## EXERCISE
Locate the string "留置看护辅警" throughout the material and copy every line in which it occurs.

## SUPPLIED ENTRIES
________

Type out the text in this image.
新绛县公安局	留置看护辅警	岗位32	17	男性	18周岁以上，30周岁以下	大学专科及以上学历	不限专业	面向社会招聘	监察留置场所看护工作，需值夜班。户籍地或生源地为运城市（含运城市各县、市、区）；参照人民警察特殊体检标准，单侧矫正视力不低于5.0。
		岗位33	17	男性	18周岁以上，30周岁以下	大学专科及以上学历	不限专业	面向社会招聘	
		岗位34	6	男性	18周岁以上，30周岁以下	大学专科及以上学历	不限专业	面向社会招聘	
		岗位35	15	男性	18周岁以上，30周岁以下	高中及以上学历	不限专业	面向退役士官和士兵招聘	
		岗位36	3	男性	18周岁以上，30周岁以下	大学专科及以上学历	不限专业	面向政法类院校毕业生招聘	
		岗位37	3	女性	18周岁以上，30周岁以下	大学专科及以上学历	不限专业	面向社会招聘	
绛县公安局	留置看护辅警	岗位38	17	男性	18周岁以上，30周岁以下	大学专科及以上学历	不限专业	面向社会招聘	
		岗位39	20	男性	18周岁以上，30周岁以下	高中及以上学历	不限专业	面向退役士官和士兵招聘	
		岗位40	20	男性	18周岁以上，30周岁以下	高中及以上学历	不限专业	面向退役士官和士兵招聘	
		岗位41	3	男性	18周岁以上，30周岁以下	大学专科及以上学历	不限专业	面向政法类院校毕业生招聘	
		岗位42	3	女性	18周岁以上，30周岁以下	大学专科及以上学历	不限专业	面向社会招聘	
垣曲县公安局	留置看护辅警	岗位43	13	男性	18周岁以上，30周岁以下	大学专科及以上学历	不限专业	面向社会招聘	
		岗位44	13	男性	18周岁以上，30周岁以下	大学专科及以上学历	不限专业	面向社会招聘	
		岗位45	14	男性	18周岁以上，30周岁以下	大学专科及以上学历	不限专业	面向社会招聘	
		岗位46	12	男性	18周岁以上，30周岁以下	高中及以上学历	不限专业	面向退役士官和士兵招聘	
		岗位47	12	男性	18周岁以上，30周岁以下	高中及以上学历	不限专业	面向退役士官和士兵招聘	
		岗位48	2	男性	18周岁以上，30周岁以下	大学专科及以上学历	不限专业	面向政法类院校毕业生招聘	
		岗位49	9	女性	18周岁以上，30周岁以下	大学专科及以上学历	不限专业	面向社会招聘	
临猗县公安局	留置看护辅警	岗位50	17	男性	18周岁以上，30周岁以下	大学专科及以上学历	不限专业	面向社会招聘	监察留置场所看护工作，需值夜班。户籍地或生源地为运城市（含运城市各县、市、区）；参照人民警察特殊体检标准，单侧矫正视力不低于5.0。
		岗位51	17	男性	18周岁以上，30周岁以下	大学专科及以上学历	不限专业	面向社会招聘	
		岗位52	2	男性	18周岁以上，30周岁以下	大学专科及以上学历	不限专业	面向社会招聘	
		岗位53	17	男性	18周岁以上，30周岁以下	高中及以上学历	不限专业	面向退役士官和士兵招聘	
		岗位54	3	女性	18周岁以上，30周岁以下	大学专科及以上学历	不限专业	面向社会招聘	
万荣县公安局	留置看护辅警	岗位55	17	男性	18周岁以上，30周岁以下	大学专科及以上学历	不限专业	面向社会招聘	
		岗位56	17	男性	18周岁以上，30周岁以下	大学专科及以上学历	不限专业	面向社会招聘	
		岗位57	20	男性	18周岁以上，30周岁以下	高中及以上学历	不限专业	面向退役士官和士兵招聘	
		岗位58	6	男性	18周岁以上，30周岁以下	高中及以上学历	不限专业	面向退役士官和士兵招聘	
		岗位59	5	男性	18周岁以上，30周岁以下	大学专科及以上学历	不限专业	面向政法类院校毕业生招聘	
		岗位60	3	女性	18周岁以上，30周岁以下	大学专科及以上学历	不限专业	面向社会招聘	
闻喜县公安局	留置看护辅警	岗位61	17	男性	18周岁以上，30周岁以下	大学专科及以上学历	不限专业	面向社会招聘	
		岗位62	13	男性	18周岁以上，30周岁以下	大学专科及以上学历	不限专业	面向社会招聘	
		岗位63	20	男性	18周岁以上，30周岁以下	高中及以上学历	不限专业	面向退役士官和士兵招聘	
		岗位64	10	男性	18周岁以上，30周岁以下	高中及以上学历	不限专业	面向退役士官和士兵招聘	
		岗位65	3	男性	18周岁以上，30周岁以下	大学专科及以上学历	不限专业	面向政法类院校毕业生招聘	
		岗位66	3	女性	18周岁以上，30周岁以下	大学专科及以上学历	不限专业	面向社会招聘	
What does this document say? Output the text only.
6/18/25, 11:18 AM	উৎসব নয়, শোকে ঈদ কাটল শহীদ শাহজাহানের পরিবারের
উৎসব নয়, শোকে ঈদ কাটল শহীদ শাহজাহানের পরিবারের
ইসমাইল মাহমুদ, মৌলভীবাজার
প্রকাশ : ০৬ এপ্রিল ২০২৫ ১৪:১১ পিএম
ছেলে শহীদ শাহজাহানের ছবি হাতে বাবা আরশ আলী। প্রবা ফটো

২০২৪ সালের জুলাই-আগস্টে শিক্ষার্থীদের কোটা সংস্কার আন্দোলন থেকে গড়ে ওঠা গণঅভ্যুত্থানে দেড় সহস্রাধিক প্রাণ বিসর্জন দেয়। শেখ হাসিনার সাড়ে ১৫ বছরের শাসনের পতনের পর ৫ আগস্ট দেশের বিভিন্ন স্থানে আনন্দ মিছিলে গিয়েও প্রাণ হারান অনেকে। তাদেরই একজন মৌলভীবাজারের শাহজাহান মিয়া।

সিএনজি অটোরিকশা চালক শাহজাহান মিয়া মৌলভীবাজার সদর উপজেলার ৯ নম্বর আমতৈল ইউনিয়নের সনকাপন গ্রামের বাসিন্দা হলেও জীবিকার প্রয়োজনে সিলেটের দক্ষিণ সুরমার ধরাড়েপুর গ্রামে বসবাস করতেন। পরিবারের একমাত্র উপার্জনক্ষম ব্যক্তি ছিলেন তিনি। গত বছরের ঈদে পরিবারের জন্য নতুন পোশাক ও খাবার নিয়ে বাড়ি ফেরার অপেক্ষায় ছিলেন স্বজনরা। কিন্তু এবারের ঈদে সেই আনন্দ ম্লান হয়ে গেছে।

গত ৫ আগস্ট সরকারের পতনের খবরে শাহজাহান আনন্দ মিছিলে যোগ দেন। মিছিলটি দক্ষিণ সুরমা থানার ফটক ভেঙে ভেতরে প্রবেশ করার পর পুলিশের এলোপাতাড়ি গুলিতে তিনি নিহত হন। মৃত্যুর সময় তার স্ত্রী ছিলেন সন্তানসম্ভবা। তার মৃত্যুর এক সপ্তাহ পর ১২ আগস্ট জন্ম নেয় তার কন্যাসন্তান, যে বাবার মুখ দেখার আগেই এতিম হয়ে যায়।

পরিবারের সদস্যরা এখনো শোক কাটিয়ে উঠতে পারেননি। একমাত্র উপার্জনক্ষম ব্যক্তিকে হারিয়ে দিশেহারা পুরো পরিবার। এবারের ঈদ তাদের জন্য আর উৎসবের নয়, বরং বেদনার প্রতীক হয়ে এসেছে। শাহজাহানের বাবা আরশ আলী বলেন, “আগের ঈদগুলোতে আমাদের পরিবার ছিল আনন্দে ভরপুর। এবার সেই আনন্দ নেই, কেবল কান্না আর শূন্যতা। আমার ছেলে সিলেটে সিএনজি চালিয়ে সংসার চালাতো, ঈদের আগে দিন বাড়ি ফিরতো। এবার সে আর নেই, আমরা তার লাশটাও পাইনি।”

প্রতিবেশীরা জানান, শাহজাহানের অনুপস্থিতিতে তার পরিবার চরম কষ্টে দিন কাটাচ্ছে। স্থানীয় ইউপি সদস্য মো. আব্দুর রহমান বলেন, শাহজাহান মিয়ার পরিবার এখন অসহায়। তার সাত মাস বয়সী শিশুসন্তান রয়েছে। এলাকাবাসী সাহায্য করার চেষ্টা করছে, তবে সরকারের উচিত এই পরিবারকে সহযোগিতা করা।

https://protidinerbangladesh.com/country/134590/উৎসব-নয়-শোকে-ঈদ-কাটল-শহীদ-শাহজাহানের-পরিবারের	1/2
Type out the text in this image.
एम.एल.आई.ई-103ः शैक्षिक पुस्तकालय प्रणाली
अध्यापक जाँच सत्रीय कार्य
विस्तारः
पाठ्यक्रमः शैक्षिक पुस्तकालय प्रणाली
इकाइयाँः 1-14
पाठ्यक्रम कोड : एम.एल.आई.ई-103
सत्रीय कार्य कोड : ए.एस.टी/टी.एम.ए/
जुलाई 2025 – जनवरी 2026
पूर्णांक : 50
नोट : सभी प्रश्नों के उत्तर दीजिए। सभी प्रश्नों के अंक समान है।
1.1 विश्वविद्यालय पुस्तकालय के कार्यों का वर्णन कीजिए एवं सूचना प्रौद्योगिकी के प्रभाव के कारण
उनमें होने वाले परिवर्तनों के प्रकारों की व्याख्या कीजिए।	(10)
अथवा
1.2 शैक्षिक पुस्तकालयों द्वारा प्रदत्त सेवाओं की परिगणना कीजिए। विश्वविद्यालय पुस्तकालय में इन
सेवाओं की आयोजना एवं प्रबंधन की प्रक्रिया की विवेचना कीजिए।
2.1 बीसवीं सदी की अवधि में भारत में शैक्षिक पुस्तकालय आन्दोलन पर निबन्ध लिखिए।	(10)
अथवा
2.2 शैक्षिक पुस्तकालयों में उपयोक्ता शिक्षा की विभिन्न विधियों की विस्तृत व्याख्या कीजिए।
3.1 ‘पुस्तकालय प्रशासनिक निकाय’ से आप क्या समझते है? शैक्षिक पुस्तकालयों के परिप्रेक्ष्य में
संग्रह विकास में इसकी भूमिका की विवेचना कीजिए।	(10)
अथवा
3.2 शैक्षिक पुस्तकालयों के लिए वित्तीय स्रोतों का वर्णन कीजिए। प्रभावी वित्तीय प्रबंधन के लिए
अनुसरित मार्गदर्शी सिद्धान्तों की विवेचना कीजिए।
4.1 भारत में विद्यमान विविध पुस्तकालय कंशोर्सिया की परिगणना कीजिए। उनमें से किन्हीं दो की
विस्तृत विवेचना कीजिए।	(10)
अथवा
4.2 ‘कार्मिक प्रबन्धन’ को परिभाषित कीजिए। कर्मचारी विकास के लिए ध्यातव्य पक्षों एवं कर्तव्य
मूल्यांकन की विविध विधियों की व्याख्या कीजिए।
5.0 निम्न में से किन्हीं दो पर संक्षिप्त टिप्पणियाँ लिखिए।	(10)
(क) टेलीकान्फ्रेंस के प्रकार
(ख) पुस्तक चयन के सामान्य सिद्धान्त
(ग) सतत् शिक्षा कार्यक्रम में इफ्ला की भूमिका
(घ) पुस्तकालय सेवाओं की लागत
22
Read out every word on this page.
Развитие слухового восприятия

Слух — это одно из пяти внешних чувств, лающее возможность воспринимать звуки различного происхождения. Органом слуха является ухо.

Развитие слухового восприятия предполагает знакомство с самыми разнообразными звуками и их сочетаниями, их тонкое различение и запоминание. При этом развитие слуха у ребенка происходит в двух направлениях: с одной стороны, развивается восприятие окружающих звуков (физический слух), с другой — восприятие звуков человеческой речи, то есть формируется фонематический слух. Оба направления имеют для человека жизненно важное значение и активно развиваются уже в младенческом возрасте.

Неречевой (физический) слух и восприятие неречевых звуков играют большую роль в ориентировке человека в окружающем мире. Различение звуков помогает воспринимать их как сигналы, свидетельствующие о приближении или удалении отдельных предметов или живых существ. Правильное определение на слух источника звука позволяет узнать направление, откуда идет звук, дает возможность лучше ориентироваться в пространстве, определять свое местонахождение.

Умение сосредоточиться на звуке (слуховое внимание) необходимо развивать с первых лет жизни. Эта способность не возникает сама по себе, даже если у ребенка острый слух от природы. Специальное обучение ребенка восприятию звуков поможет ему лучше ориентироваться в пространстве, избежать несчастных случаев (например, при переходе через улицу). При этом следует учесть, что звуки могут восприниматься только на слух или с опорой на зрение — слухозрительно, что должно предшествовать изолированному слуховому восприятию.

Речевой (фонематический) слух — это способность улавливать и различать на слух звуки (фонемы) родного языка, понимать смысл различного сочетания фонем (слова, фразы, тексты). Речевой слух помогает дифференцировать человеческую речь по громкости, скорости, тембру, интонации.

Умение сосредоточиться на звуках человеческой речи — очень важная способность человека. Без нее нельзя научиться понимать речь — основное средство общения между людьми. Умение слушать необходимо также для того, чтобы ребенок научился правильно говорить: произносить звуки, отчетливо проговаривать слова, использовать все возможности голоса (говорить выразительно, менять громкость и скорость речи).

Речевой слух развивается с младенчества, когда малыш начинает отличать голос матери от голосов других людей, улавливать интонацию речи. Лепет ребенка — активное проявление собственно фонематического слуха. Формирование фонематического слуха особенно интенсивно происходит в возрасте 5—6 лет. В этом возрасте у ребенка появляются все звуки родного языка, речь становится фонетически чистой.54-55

________

## COMPLETE RESPONSE
新绛县公安局	留置看护辅警	岗位32	17	男性	18周岁以上，30周岁以下	大学专科及以上学历	不限专业	面向社会招聘	监察留置场所看护工作，需值夜班。户籍地或生源地为运城市（含运城市各县、市、区）；参照人民警察特殊体检标准，单侧矫正视力不低于5.0。
绛县公安局	留置看护辅警	岗位38	17	男性	18周岁以上，30周岁以下	大学专科及以上学历	不限专业	面向社会招聘	
垣曲县公安局	留置看护辅警	岗位43	13	男性	18周岁以上，30周岁以下	大学专科及以上学历	不限专业	面向社会招聘	
临猗县公安局	留置看护辅警	岗位50	17	男性	18周岁以上，30周岁以下	大学专科及以上学历	不限专业	面向社会招聘	监察留置场所看护工作，需值夜班。户籍地或生源地为运城市（含运城市各县、市、区）；参照人民警察特殊体检标准，单侧矫正视力不低于5.0。
万荣县公安局	留置看护辅警	岗位55	17	男性	18周岁以上，30周岁以下	大学专科及以上学历	不限专业	面向社会招聘	
闻喜县公安局	留置看护辅警	岗位61	17	男性	18周岁以上，30周岁以下	大学专科及以上学历	不限专业	面向社会招聘	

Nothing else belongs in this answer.